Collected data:
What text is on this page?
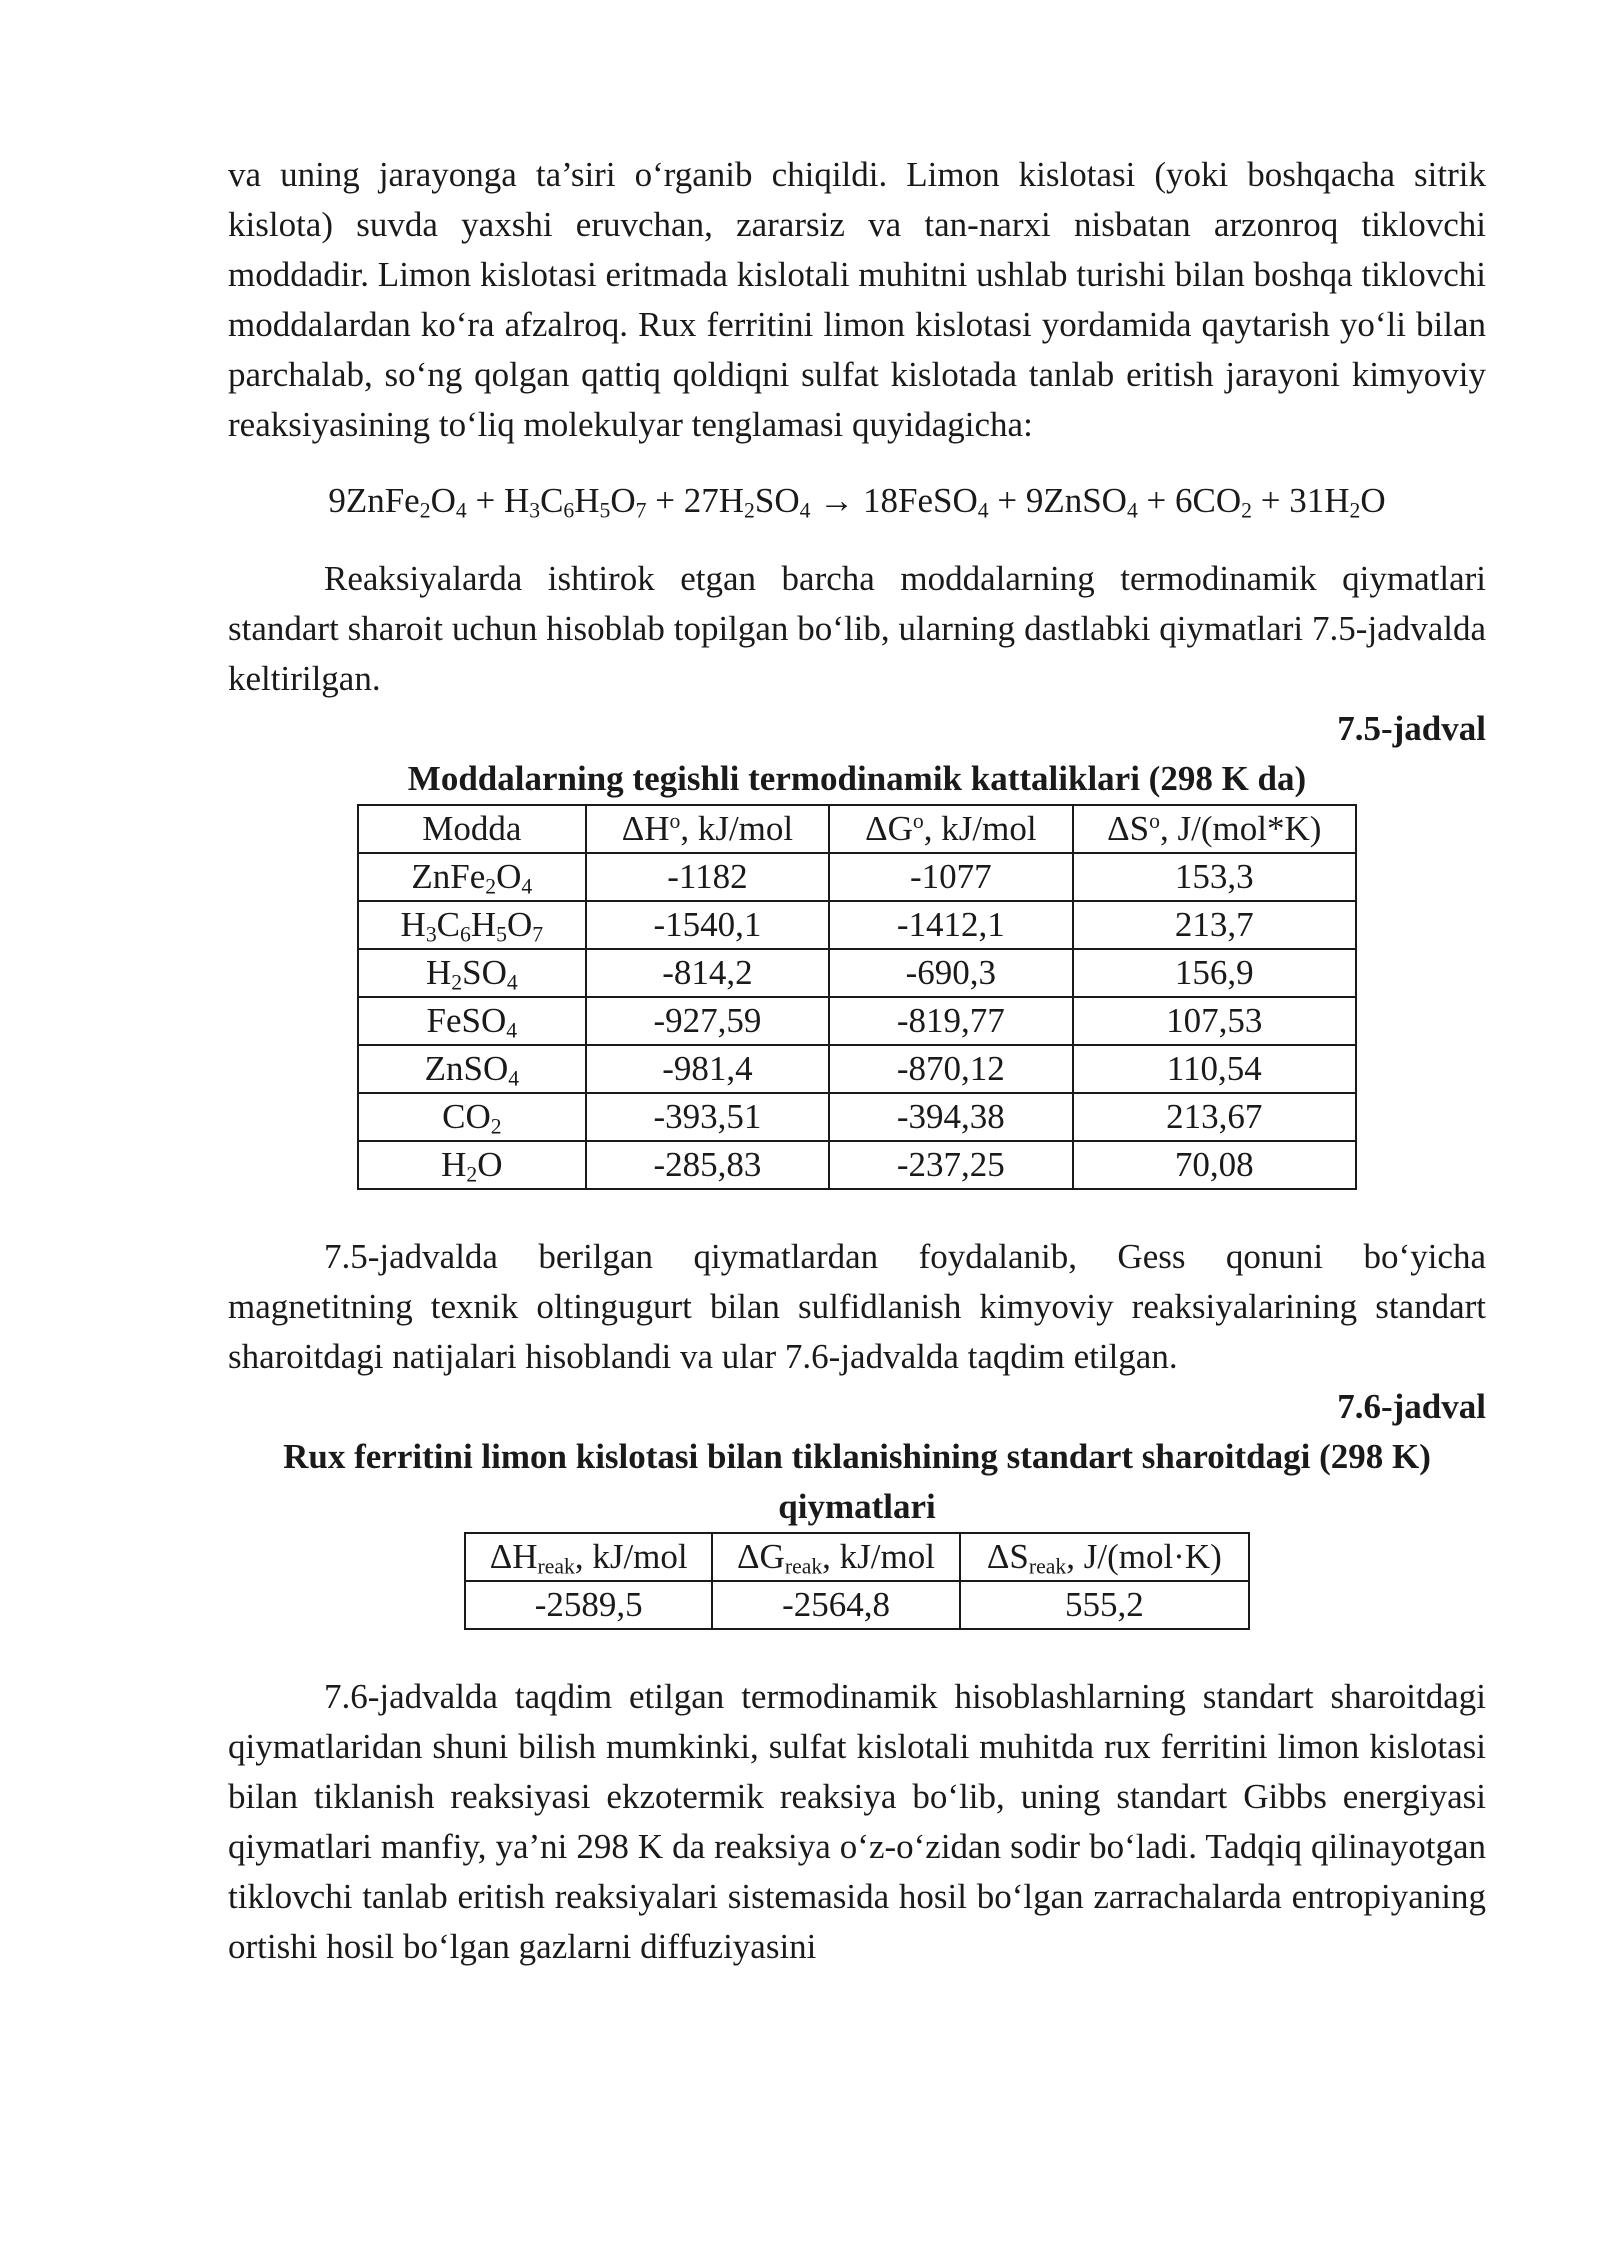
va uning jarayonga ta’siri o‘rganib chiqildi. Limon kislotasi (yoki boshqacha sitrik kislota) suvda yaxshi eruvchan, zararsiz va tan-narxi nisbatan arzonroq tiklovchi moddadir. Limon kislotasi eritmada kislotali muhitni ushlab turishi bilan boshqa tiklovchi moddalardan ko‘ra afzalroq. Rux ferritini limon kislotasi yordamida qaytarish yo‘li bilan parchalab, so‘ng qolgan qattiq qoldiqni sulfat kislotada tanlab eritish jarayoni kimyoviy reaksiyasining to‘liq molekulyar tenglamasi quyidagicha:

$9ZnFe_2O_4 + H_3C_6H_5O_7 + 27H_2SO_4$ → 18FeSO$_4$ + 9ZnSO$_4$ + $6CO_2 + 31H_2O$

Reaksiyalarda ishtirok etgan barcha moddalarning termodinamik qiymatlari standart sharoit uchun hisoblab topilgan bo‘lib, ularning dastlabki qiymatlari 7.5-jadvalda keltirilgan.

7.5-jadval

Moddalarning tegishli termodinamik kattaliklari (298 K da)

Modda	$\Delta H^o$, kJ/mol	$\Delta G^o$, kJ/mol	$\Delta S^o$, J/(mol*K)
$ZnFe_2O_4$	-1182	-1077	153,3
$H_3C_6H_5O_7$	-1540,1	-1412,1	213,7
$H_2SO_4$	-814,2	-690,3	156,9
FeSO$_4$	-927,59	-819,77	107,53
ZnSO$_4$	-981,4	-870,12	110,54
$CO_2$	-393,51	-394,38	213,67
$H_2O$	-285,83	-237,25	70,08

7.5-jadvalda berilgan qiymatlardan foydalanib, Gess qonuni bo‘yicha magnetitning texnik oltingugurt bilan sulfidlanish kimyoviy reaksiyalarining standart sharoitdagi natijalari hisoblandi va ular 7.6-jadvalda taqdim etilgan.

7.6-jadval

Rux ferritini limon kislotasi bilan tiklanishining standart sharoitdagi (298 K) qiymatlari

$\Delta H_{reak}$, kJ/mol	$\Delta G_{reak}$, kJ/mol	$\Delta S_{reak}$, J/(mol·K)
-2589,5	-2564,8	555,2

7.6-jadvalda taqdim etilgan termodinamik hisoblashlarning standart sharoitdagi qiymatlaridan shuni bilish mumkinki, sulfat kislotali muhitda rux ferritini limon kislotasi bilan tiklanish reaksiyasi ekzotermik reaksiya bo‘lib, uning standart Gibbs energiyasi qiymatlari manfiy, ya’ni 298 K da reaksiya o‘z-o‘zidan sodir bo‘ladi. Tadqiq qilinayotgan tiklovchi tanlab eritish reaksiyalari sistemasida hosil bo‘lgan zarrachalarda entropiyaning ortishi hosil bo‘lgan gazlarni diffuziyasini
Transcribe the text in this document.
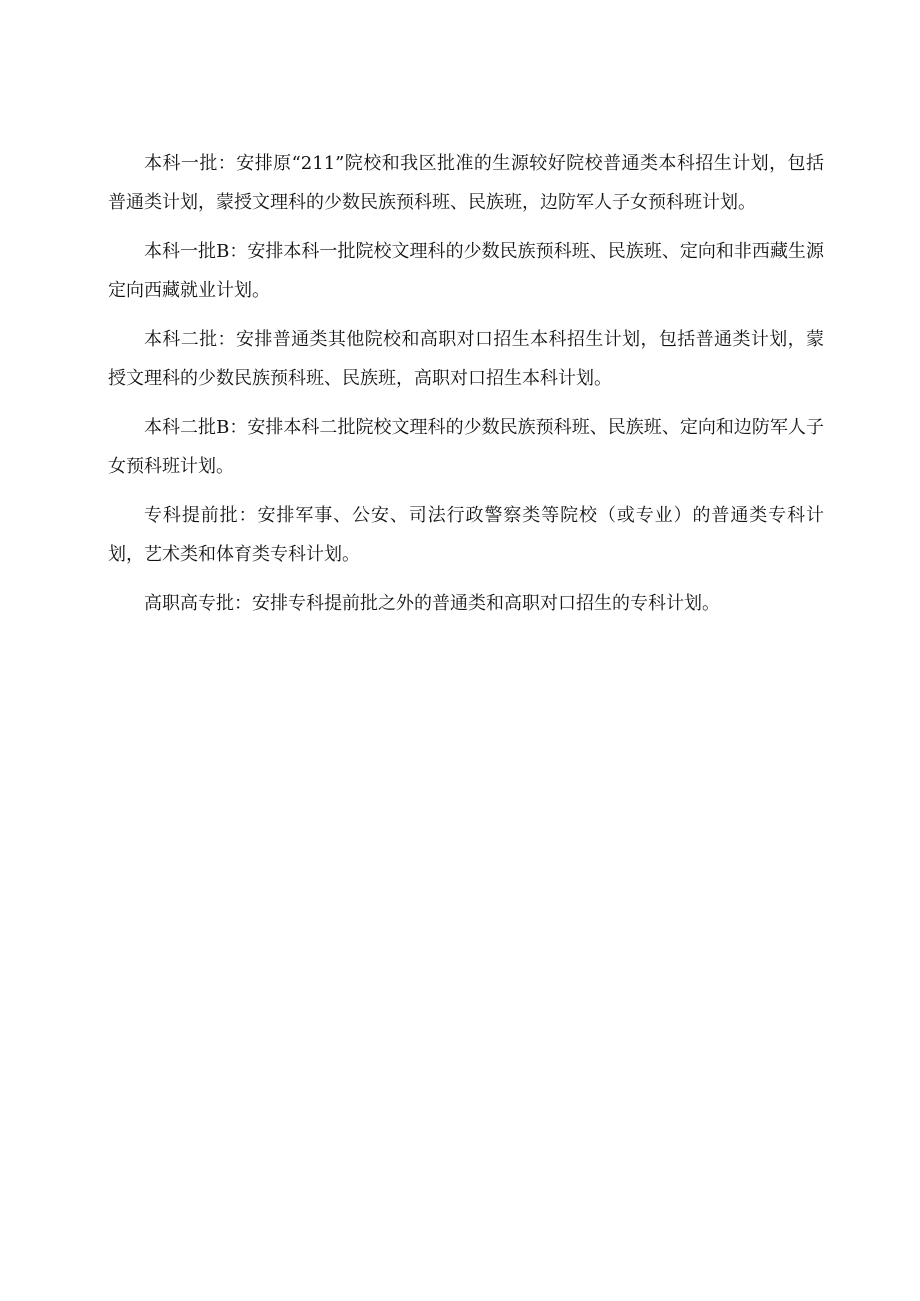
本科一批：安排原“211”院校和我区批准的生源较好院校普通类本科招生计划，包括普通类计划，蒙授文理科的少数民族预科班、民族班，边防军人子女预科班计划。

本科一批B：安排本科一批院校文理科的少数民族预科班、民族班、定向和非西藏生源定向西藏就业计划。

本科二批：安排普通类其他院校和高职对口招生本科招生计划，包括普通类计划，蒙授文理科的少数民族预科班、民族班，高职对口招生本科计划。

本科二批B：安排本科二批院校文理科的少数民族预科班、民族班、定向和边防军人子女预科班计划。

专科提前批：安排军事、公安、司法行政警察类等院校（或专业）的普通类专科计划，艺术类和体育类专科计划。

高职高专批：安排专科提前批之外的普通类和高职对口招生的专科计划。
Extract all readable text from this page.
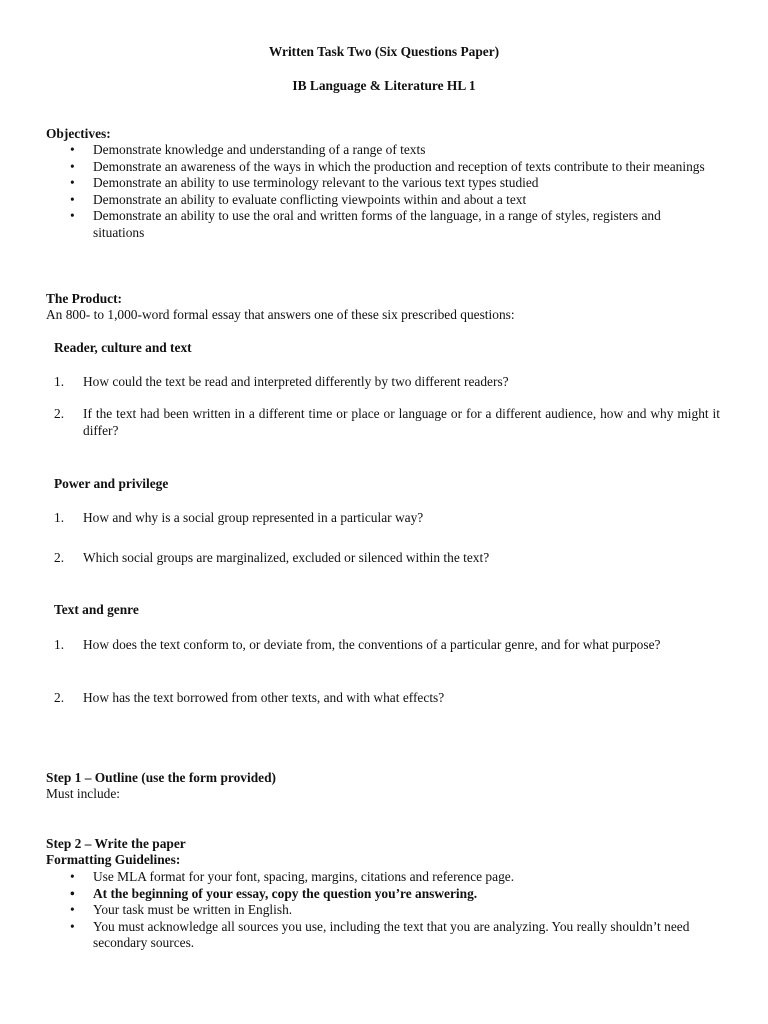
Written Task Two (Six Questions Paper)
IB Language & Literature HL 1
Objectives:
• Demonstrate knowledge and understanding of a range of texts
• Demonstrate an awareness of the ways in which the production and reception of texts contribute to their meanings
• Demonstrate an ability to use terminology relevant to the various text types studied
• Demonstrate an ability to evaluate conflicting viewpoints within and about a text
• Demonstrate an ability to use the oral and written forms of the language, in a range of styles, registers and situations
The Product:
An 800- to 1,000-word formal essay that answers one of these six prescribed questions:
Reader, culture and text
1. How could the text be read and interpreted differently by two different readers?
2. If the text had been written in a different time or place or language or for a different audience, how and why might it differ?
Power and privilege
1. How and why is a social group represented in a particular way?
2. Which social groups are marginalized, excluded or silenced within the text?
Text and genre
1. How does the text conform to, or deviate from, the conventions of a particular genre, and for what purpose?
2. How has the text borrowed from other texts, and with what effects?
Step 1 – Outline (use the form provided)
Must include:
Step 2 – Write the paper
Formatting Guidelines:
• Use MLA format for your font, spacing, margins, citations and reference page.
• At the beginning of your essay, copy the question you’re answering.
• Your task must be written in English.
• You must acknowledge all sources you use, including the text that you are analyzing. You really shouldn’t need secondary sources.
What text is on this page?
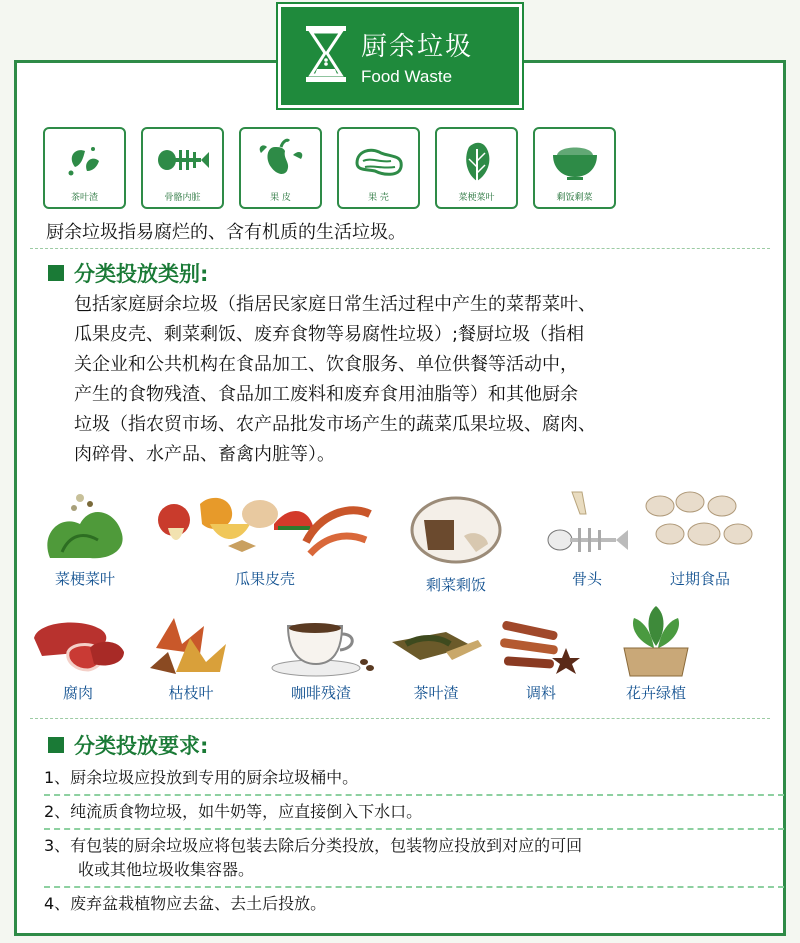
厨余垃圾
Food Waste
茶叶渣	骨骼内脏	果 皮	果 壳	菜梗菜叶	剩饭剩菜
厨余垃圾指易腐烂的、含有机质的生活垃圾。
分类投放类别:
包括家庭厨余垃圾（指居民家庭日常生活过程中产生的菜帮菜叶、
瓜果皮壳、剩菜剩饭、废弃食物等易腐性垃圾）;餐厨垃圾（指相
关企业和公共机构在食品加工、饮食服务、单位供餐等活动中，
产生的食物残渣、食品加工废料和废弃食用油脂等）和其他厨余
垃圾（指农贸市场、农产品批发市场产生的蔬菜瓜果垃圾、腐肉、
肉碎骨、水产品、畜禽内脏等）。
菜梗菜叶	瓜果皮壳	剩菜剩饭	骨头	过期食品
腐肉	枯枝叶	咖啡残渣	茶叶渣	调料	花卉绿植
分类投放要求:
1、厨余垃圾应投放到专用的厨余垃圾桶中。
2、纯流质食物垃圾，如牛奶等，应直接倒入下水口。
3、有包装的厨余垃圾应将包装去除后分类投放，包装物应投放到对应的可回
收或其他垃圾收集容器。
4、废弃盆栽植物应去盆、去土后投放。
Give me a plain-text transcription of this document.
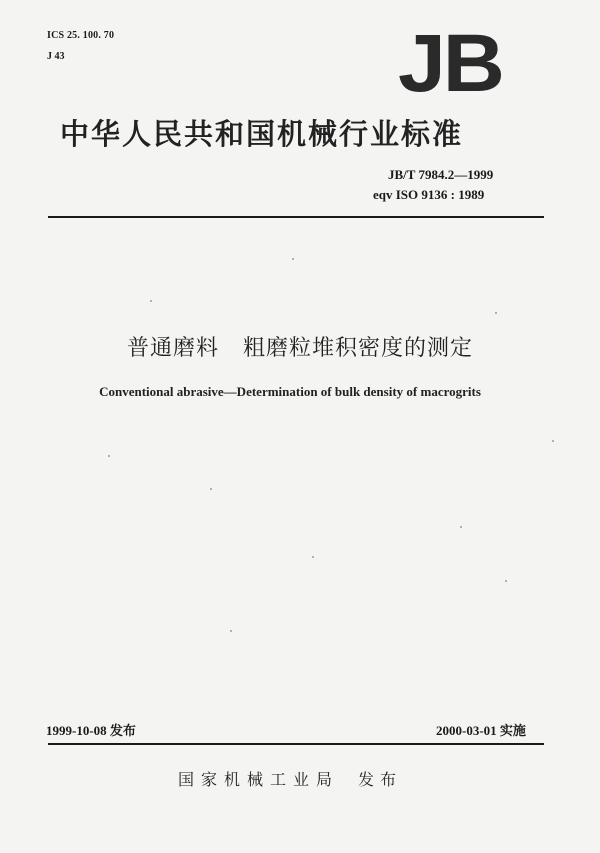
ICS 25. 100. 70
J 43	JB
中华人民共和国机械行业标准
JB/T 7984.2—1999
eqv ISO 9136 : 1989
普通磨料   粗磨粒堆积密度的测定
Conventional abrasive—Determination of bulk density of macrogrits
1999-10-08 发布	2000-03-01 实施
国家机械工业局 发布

- Goal
Report only the count of lines that include the string "termodinamik".

- Exercise output
3